# [EXERCISE AIM]
Extract every record, exactly as written, and ignore the pictures.

# [RECORD EXTRACTS]
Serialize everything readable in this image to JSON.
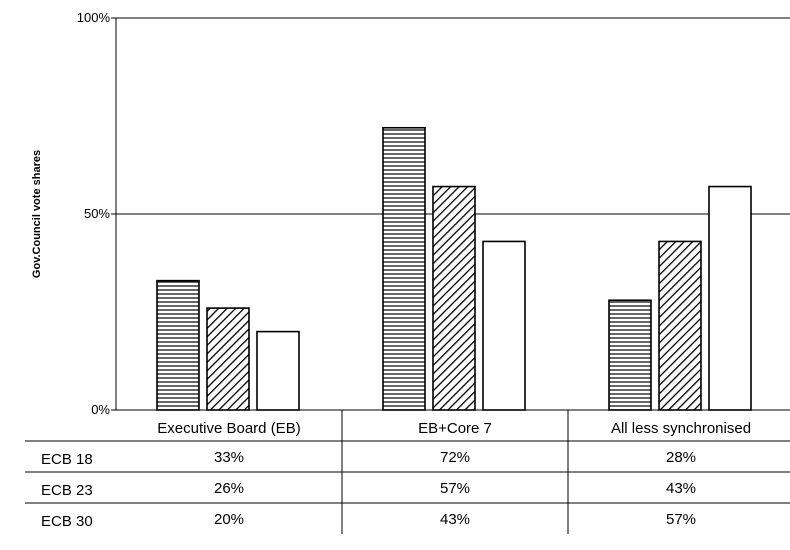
{
  "chart_data": {
    "type": "bar",
    "ylabel": "Gov.Council vote shares",
    "ylim": [
      0,
      100
    ],
    "y_ticks": [
      {
        "value": 0,
        "label": "0%"
      },
      {
        "value": 50,
        "label": "50%"
      },
      {
        "value": 100,
        "label": "100%"
      }
    ],
    "grid": "horizontal at 50%",
    "categories": [
      "Executive Board (EB)",
      "EB+Core 7",
      "All less synchronised"
    ],
    "series": [
      {
        "name": "ECB 18",
        "pattern": "horizontal-lines",
        "values": [
          33,
          72,
          28
        ],
        "labels": [
          "33%",
          "72%",
          "28%"
        ]
      },
      {
        "name": "ECB 23",
        "pattern": "diagonal-hatch",
        "values": [
          26,
          57,
          43
        ],
        "labels": [
          "26%",
          "57%",
          "43%"
        ]
      },
      {
        "name": "ECB 30",
        "pattern": "solid-white",
        "values": [
          20,
          43,
          57
        ],
        "labels": [
          "20%",
          "43%",
          "57%"
        ]
      }
    ],
    "data_table": true
  },
  "colors": {
    "line": "#000000",
    "grid": "#000000",
    "background": "#ffffff"
  }
}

# [WRITTEN RESPONSE]
Serialize everything readable in this image to JSON.
{
  "chart_data": {
    "type": "bar",
    "ylabel": "Gov.Council vote shares",
    "ylim": [
      0,
      100
    ],
    "y_ticks": [
      {
        "value": 0,
        "label": "0%"
      },
      {
        "value": 50,
        "label": "50%"
      },
      {
        "value": 100,
        "label": "100%"
      }
    ],
    "grid": "horizontal at 50%",
    "categories": [
      "Executive Board (EB)",
      "EB+Core 7",
      "All less synchronised"
    ],
    "series": [
      {
        "name": "ECB 18",
        "pattern": "horizontal-lines",
        "values": [
          33,
          72,
          28
        ],
        "labels": [
          "33%",
          "72%",
          "28%"
        ]
      },
      {
        "name": "ECB 23",
        "pattern": "diagonal-hatch",
        "values": [
          26,
          57,
          43
        ],
        "labels": [
          "26%",
          "57%",
          "43%"
        ]
      },
      {
        "name": "ECB 30",
        "pattern": "solid-white",
        "values": [
          20,
          43,
          57
        ],
        "labels": [
          "20%",
          "43%",
          "57%"
        ]
      }
    ],
    "data_table": true
  },
  "colors": {
    "line": "#000000",
    "grid": "#000000",
    "background": "#ffffff"
  }
}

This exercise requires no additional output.